### Your instructions
In the entries below, find the lines that contain the word "color" and copy them.

+ + + + +

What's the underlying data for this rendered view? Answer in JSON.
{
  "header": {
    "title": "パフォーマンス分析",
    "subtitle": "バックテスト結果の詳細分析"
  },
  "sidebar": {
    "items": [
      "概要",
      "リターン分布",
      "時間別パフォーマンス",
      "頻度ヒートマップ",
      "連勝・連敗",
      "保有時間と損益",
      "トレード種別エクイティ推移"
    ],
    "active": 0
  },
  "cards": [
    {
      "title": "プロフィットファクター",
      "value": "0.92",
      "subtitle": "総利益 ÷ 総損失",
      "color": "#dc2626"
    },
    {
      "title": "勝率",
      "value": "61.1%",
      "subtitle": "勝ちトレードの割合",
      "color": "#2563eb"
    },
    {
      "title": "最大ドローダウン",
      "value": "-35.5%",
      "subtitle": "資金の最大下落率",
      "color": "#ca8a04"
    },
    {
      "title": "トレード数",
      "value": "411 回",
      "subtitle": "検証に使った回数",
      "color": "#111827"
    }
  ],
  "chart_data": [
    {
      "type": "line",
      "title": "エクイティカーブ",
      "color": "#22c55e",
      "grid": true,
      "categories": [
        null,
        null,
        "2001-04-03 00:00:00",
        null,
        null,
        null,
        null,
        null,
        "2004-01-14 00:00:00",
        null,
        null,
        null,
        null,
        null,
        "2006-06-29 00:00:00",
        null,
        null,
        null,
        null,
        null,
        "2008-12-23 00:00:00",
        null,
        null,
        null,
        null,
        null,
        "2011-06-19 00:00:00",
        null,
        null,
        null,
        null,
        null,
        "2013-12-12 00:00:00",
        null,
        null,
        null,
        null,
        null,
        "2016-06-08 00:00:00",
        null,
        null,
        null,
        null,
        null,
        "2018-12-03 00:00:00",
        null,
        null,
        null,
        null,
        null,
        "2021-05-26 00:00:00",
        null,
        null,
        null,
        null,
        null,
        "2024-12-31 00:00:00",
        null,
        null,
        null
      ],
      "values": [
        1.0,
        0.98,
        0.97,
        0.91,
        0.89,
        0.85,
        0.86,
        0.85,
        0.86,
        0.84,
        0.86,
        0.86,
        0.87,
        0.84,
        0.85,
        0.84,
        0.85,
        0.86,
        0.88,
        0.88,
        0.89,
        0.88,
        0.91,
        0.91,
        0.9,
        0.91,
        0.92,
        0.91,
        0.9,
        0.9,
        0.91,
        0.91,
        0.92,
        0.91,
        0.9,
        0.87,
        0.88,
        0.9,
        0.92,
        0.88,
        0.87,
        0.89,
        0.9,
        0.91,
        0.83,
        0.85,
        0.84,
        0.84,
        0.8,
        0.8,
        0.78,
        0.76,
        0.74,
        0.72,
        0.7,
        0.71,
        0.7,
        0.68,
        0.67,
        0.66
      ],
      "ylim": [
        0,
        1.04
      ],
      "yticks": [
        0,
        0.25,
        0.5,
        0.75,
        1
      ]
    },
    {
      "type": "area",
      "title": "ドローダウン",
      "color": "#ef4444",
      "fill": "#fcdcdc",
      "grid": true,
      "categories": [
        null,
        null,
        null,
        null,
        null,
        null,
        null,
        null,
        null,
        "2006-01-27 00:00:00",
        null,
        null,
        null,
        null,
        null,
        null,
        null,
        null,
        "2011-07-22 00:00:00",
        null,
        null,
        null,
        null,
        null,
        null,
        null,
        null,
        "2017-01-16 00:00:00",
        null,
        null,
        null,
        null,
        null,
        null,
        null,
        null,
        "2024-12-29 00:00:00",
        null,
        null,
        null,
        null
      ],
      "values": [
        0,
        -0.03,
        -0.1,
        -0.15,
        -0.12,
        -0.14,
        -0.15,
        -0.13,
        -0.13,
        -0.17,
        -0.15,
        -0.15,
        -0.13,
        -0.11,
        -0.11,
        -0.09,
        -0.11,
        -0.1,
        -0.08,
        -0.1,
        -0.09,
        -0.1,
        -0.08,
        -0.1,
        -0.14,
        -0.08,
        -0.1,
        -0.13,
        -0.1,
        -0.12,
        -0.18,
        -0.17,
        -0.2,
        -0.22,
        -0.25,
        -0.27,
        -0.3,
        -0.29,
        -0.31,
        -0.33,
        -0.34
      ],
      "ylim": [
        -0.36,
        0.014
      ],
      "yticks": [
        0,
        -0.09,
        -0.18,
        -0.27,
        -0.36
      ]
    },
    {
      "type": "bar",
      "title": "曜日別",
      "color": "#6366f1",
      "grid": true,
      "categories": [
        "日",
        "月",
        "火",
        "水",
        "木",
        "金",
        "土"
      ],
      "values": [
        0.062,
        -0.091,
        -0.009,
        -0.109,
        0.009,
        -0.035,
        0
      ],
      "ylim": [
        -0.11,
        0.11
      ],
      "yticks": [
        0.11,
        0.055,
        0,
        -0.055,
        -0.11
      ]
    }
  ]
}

+ + + + +

### Result for this task
      "color": "#dc2626"
      "color": "#2563eb"
      "color": "#ca8a04"
      "color": "#111827"
      "color": "#22c55e",
      "color": "#ef4444",
      "color": "#6366f1",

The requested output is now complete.